*** Source data ***

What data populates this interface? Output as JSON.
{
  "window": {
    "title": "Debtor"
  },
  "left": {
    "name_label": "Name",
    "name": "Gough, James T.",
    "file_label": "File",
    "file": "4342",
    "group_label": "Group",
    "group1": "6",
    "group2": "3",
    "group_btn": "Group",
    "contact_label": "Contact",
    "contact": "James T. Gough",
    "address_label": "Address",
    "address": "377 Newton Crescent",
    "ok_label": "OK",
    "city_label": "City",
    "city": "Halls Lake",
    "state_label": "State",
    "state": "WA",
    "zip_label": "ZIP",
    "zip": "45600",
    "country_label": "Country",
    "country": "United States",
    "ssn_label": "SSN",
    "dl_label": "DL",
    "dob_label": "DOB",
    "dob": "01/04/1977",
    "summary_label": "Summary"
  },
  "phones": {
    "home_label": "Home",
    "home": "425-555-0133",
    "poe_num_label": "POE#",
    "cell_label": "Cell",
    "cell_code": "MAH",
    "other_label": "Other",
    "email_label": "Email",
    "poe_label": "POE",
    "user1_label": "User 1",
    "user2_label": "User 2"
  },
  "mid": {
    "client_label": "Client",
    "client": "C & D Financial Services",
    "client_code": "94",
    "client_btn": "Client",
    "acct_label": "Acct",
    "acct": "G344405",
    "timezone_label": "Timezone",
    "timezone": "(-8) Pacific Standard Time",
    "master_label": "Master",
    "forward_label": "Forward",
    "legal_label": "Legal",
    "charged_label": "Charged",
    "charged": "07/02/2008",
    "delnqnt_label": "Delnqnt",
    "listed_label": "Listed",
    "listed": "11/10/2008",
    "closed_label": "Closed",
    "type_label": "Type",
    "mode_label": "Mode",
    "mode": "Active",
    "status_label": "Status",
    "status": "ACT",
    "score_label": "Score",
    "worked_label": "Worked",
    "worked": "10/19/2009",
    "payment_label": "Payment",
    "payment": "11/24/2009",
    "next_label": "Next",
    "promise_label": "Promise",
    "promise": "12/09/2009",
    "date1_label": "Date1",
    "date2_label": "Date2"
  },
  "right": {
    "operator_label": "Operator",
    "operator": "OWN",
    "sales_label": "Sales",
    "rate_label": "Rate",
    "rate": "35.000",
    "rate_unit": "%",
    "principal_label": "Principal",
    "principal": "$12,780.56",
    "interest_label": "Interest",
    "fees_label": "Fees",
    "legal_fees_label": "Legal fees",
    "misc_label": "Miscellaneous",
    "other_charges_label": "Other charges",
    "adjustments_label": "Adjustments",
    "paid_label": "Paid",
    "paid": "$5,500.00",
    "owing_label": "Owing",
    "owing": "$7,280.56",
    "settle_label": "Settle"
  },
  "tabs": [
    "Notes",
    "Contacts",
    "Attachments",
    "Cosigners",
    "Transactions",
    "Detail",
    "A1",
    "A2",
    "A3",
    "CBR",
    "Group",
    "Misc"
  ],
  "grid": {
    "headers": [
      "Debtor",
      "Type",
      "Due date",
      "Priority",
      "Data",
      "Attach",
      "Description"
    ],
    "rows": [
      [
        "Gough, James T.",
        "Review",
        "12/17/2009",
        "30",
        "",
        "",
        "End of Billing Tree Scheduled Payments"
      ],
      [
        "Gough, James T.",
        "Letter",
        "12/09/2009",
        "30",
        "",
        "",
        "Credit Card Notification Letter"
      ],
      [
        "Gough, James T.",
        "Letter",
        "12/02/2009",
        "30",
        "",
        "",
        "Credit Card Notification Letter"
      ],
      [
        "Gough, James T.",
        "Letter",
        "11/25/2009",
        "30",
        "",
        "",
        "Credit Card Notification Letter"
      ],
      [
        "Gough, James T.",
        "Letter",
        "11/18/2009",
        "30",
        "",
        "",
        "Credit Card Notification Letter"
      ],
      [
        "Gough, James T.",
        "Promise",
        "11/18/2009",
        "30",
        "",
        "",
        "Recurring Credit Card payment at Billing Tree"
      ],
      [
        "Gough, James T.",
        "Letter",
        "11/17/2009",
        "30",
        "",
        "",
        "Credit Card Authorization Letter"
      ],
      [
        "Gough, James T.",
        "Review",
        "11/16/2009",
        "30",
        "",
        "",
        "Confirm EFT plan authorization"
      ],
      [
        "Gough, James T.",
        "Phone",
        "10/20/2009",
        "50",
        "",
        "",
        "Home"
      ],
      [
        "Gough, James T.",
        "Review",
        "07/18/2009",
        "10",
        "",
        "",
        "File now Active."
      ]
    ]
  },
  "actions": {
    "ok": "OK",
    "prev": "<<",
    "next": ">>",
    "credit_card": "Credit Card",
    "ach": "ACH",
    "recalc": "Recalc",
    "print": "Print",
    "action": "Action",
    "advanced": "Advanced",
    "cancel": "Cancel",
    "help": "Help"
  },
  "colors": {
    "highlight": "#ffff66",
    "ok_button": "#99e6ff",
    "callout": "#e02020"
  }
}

***

Your goal:
Repeat every record exactly as written, please.

Correct answer:
What data populates this interface? Output as JSON.
{
  "window": {
    "title": "Debtor"
  },
  "left": {
    "name_label": "Name",
    "name": "Gough, James T.",
    "file_label": "File",
    "file": "4342",
    "group_label": "Group",
    "group1": "6",
    "group2": "3",
    "group_btn": "Group",
    "contact_label": "Contact",
    "contact": "James T. Gough",
    "address_label": "Address",
    "address": "377 Newton Crescent",
    "ok_label": "OK",
    "city_label": "City",
    "city": "Halls Lake",
    "state_label": "State",
    "state": "WA",
    "zip_label": "ZIP",
    "zip": "45600",
    "country_label": "Country",
    "country": "United States",
    "ssn_label": "SSN",
    "dl_label": "DL",
    "dob_label": "DOB",
    "dob": "01/04/1977",
    "summary_label": "Summary"
  },
  "phones": {
    "home_label": "Home",
    "home": "425-555-0133",
    "poe_num_label": "POE#",
    "cell_label": "Cell",
    "cell_code": "MAH",
    "other_label": "Other",
    "email_label": "Email",
    "poe_label": "POE",
    "user1_label": "User 1",
    "user2_label": "User 2"
  },
  "mid": {
    "client_label": "Client",
    "client": "C & D Financial Services",
    "client_code": "94",
    "client_btn": "Client",
    "acct_label": "Acct",
    "acct": "G344405",
    "timezone_label": "Timezone",
    "timezone": "(-8) Pacific Standard Time",
    "master_label": "Master",
    "forward_label": "Forward",
    "legal_label": "Legal",
    "charged_label": "Charged",
    "charged": "07/02/2008",
    "delnqnt_label": "Delnqnt",
    "listed_label": "Listed",
    "listed": "11/10/2008",
    "closed_label": "Closed",
    "type_label": "Type",
    "mode_label": "Mode",
    "mode": "Active",
    "status_label": "Status",
    "status": "ACT",
    "score_label": "Score",
    "worked_label": "Worked",
    "worked": "10/19/2009",
    "payment_label": "Payment",
    "payment": "11/24/2009",
    "next_label": "Next",
    "promise_label": "Promise",
    "promise": "12/09/2009",
    "date1_label": "Date1",
    "date2_label": "Date2"
  },
  "right": {
    "operator_label": "Operator",
    "operator": "OWN",
    "sales_label": "Sales",
    "rate_label": "Rate",
    "rate": "35.000",
    "rate_unit": "%",
    "principal_label": "Principal",
    "principal": "$12,780.56",
    "interest_label": "Interest",
    "fees_label": "Fees",
    "legal_fees_label": "Legal fees",
    "misc_label": "Miscellaneous",
    "other_charges_label": "Other charges",
    "adjustments_label": "Adjustments",
    "paid_label": "Paid",
    "paid": "$5,500.00",
    "owing_label": "Owing",
    "owing": "$7,280.56",
    "settle_label": "Settle"
  },
  "tabs": [
    "Notes",
    "Contacts",
    "Attachments",
    "Cosigners",
    "Transactions",
    "Detail",
    "A1",
    "A2",
    "A3",
    "CBR",
    "Group",
    "Misc"
  ],
  "grid": {
    "headers": [
      "Debtor",
      "Type",
      "Due date",
      "Priority",
      "Data",
      "Attach",
      "Description"
    ],
    "rows": [
      [
        "Gough, James T.",
        "Review",
        "12/17/2009",
        "30",
        "",
        "",
        "End of Billing Tree Scheduled Payments"
      ],
      [
        "Gough, James T.",
        "Letter",
        "12/09/2009",
        "30",
        "",
        "",
        "Credit Card Notification Letter"
      ],
      [
        "Gough, James T.",
        "Letter",
        "12/02/2009",
        "30",
        "",
        "",
        "Credit Card Notification Letter"
      ],
      [
        "Gough, James T.",
        "Letter",
        "11/25/2009",
        "30",
        "",
        "",
        "Credit Card Notification Letter"
      ],
      [
        "Gough, James T.",
        "Letter",
        "11/18/2009",
        "30",
        "",
        "",
        "Credit Card Notification Letter"
      ],
      [
        "Gough, James T.",
        "Promise",
        "11/18/2009",
        "30",
        "",
        "",
        "Recurring Credit Card payment at Billing Tree"
      ],
      [
        "Gough, James T.",
        "Letter",
        "11/17/2009",
        "30",
        "",
        "",
        "Credit Card Authorization Letter"
      ],
      [
        "Gough, James T.",
        "Review",
        "11/16/2009",
        "30",
        "",
        "",
        "Confirm EFT plan authorization"
      ],
      [
        "Gough, James T.",
        "Phone",
        "10/20/2009",
        "50",
        "",
        "",
        "Home"
      ],
      [
        "Gough, James T.",
        "Review",
        "07/18/2009",
        "10",
        "",
        "",
        "File now Active."
      ]
    ]
  },
  "actions": {
    "ok": "OK",
    "prev": "<<",
    "next": ">>",
    "credit_card": "Credit Card",
    "ach": "ACH",
    "recalc": "Recalc",
    "print": "Print",
    "action": "Action",
    "advanced": "Advanced",
    "cancel": "Cancel",
    "help": "Help"
  },
  "colors": {
    "highlight": "#ffff66",
    "ok_button": "#99e6ff",
    "callout": "#e02020"
  }
}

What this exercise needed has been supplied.